▸ DOCUMENT SEGMENT:
━━━━━━━━━━━━━━━━

Dynamic Programming

DYNAMIC PROGRAMMING STUDY GUIDE

UNDER CONSTRUCTION

Dynamic programming is an algorithm design paradigm that provides effective and elegant solutions to a wide class of problems. The basic idea is to recursively divide a complex problem into a number of simpler subproblems; store the solutions to each of these subproblems; and, ultimately, use the stored answers to solve the original problem. By caching solutions to subproblems, dynamic programming can sometimes avoid exponential waste.

Dynamic programming can be applied to optimization problems that exhibit two properties:

Optimal structure the optimal solution to a problem can be computed from optimal solutions to smaller subproblems.
Overlapping subproblems the process of recursively breaking the problem into subproblems, subproblems of subproblems, subproblems of subproblems of subproblems and so on, results in some subproblems being repeated.

There are two implementation strategies for dynamic programming: top-down (memoization) and bottom-up (tabulation).

Memoization. Implements dynamic programming as a recursive procedure. To solve a sub-problem, we simply call the recursive procedure on the subproblem, with one crucial optimization: whenever we finish a recursive call, we cache its result, and whenever we begin a recursive call, we return the cached result if there is one.

━━━━━━━━━━━━━━━━

▸ SET OF TASKS:
A - In the dynamic programming guide, what are the two implementation strategies for dynamic programming?
B - Resume the dynamic programming guide after its last sentence.
You won't need this material.

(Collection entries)

━━━━━━━━━━━━━━━━

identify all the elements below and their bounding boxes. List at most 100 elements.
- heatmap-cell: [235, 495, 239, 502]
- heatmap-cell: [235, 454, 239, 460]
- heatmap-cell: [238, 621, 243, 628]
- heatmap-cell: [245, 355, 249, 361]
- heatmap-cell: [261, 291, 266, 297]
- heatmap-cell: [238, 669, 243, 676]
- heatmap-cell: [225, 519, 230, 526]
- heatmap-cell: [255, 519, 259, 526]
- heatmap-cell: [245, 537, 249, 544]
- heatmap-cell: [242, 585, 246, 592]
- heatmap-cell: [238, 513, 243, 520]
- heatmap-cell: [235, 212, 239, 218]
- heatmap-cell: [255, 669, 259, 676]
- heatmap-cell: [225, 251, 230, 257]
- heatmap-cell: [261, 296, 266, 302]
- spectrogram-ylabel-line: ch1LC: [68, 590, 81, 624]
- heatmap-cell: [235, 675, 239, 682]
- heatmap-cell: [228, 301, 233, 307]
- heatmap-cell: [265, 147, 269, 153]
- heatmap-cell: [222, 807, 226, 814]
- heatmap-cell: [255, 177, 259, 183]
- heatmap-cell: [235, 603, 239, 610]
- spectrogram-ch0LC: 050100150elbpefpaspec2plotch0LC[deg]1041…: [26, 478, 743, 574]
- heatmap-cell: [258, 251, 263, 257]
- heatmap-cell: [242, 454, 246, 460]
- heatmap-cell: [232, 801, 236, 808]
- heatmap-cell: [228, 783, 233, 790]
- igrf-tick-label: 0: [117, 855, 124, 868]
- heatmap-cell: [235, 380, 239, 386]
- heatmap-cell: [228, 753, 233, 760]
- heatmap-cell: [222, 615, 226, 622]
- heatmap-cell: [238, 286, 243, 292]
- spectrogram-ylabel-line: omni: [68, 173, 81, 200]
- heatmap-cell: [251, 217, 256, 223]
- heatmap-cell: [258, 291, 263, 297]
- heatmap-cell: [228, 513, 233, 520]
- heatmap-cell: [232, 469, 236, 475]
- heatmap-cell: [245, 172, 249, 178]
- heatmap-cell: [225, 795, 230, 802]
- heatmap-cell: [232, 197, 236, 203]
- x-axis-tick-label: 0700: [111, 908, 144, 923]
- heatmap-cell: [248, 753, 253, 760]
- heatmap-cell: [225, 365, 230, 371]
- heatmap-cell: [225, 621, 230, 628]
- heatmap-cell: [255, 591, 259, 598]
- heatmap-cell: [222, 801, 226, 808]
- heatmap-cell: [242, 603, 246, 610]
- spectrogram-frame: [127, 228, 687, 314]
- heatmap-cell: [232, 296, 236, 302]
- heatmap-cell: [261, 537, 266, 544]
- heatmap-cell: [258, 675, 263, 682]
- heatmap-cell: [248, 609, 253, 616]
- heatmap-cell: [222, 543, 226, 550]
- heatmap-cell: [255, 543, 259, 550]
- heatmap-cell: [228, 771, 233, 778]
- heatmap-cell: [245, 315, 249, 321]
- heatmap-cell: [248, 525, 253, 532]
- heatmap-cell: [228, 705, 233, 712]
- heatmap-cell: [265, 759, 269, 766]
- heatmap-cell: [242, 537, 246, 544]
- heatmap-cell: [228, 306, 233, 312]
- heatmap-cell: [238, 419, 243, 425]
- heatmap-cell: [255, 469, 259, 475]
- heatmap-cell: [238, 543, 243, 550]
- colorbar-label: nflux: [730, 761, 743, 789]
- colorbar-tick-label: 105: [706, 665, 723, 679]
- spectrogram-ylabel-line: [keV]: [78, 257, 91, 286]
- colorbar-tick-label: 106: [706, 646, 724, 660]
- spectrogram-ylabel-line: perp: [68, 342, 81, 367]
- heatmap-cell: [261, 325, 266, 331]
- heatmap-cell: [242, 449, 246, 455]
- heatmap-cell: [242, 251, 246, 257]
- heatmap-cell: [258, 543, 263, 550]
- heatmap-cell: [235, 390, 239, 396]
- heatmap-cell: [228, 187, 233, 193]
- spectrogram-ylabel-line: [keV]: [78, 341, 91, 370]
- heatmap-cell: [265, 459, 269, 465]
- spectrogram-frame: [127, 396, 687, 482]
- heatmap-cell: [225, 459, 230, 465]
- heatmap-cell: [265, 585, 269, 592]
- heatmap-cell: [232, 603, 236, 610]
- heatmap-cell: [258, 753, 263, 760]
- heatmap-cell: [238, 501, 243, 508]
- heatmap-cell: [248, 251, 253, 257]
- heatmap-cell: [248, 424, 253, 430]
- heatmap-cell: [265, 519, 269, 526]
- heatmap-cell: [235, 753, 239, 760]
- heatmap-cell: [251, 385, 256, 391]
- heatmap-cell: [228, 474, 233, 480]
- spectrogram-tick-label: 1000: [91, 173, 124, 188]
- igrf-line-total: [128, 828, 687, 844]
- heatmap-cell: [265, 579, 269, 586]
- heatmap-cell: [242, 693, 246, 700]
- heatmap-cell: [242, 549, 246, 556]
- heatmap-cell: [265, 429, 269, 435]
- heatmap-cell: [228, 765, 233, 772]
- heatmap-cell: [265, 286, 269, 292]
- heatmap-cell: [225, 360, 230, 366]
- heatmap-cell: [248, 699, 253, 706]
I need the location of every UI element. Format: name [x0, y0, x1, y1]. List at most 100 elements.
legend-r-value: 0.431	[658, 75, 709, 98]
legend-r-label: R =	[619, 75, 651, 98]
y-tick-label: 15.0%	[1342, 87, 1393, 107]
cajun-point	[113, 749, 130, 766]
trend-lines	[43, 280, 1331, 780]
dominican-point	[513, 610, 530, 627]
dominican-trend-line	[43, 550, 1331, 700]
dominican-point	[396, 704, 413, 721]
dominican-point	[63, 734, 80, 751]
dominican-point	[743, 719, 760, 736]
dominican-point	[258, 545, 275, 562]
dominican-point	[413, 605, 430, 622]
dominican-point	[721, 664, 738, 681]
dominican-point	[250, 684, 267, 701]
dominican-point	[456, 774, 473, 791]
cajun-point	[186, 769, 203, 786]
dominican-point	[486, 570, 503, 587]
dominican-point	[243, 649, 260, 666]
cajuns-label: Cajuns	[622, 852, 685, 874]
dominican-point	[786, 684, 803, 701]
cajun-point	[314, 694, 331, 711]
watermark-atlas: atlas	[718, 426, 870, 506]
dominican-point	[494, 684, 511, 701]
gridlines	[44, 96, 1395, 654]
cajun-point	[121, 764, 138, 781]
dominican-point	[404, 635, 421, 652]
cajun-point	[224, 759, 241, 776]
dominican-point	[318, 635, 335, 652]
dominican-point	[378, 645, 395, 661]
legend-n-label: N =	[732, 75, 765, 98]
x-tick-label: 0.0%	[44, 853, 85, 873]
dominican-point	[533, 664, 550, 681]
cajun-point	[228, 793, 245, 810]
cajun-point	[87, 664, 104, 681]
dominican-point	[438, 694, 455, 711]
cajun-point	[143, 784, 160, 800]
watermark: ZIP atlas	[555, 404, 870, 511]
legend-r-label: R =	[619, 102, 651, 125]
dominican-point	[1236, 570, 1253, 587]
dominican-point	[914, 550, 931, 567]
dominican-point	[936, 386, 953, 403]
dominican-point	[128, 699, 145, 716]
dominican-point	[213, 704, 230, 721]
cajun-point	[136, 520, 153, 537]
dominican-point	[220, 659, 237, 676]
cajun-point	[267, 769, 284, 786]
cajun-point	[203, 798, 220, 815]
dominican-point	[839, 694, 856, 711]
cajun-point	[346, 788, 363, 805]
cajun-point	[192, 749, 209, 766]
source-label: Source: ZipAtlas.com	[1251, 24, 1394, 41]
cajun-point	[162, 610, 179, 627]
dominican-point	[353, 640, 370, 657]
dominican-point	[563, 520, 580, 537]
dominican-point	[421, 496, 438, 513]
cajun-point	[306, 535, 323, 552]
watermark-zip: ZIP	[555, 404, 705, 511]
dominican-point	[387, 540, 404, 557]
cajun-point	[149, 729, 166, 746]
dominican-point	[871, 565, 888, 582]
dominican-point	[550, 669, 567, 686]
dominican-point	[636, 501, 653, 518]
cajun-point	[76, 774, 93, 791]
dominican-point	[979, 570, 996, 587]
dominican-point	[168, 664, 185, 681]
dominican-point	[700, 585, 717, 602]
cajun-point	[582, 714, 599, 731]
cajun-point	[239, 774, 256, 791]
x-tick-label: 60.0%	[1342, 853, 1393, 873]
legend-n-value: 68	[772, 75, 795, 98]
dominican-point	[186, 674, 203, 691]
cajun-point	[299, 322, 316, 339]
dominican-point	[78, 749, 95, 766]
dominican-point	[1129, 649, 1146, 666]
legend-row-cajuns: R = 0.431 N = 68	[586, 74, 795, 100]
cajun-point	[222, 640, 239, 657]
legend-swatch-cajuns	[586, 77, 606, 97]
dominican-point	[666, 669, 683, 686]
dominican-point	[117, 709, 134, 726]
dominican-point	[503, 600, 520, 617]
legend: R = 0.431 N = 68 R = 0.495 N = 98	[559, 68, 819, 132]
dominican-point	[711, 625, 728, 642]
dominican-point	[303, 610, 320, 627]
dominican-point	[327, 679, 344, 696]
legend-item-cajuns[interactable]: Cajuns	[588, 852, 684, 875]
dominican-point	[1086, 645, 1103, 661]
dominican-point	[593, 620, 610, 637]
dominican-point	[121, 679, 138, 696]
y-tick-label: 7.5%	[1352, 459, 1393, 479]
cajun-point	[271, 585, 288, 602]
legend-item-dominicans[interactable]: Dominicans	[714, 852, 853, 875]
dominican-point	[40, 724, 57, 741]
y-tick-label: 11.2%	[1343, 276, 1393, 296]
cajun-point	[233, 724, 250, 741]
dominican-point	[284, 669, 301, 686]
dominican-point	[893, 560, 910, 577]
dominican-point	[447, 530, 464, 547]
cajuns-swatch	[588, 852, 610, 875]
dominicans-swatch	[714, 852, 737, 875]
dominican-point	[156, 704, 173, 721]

━━━━━━━━━━━━━━━━

▸ PER-TASK ANSWERS:
A - Top-down (memoization) and bottom-up (tabulation).

B -
Bottom-up dynamic programming. Implements dynamic programming by identifying all the subproblems of a given problem and the dependencies among subproblems. The subproblems are then solved in dependency order (i.e., starting a problem that has no subproblems, and working up to the original problem). Bottom-up dynamic programming is typically implemented using loops rather than recursion.

Backtracing. It is often convenient to solve optimization problems in two steps. The first step computes the optimal value of the solution using dynamic programming. The second step, backtracing, computes the optimal solution by using a top-down procedure. Backtracing saves the cost of computing and storing the optimal solution to every subproblem.
Top-down computation of the optimal solution to the problem typically involves selecting among a set of alternative subproblems for a problem. Since we have already cached the optimal values to each subproblem, we may use the optimal value to select among the alternatives rather than searching through all of them.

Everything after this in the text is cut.